(Data entries)
══════════════════════════════
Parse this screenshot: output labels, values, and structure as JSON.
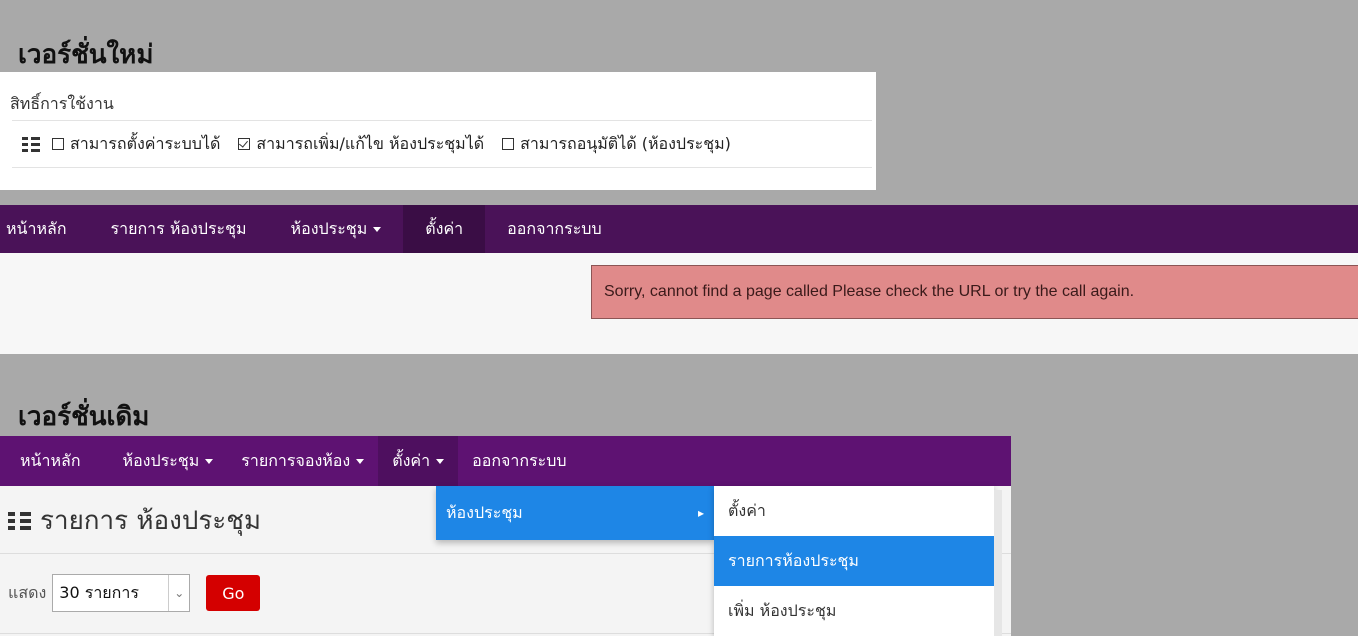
{
  "sections": {
    "new_title": "เวอร์ชั่นใหม่",
    "old_title": "เวอร์ชั่นเดิม"
  },
  "permissions": {
    "label": "สิทธิ์การใช้งาน",
    "items": [
      {
        "label": "สามารถตั้งค่าระบบได้",
        "checked": false
      },
      {
        "label": "สามารถเพิ่ม/แก้ไข ห้องประชุมได้",
        "checked": true
      },
      {
        "label": "สามารถอนุมัติได้ (ห้องประชุม)",
        "checked": false
      }
    ]
  },
  "new_nav": {
    "items": [
      "หน้าหลัก",
      "รายการ ห้องประชุม",
      "ห้องประชุม",
      "ตั้งค่า",
      "ออกจากระบบ"
    ],
    "bg_color": "#4a1258"
  },
  "error": {
    "message": "Sorry, cannot find a page called Please check the URL or try the call again.",
    "color": "#e08a8a"
  },
  "old_nav": {
    "items": [
      "หน้าหลัก",
      "ห้องประชุม",
      "รายการจองห้อง",
      "ตั้งค่า",
      "ออกจากระบบ"
    ],
    "bg_color": "#5e1272"
  },
  "old_page": {
    "heading": "รายการ ห้องประชุม",
    "show_label": "แสดง",
    "show_value": "30 รายการ",
    "go_label": "Go"
  },
  "dropdown": {
    "main_item": "ห้องประชุม",
    "sub_items": [
      "ตั้งค่า",
      "รายการห้องประชุม",
      "เพิ่ม ห้องประชุม"
    ],
    "highlight_color": "#1e86e6"
  }
}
══════════════════════════════
» **YOUR OBJECTIVE**
Write out the records above exactly as they stand, leaving out every picture.

» **RESULT OF THIS TASK**
Parse this screenshot: output labels, values, and structure as JSON.
{
  "sections": {
    "new_title": "เวอร์ชั่นใหม่",
    "old_title": "เวอร์ชั่นเดิม"
  },
  "permissions": {
    "label": "สิทธิ์การใช้งาน",
    "items": [
      {
        "label": "สามารถตั้งค่าระบบได้",
        "checked": false
      },
      {
        "label": "สามารถเพิ่ม/แก้ไข ห้องประชุมได้",
        "checked": true
      },
      {
        "label": "สามารถอนุมัติได้ (ห้องประชุม)",
        "checked": false
      }
    ]
  },
  "new_nav": {
    "items": [
      "หน้าหลัก",
      "รายการ ห้องประชุม",
      "ห้องประชุม",
      "ตั้งค่า",
      "ออกจากระบบ"
    ],
    "bg_color": "#4a1258"
  },
  "error": {
    "message": "Sorry, cannot find a page called Please check the URL or try the call again.",
    "color": "#e08a8a"
  },
  "old_nav": {
    "items": [
      "หน้าหลัก",
      "ห้องประชุม",
      "รายการจองห้อง",
      "ตั้งค่า",
      "ออกจากระบบ"
    ],
    "bg_color": "#5e1272"
  },
  "old_page": {
    "heading": "รายการ ห้องประชุม",
    "show_label": "แสดง",
    "show_value": "30 รายการ",
    "go_label": "Go"
  },
  "dropdown": {
    "main_item": "ห้องประชุม",
    "sub_items": [
      "ตั้งค่า",
      "รายการห้องประชุม",
      "เพิ่ม ห้องประชุม"
    ],
    "highlight_color": "#1e86e6"
  }
}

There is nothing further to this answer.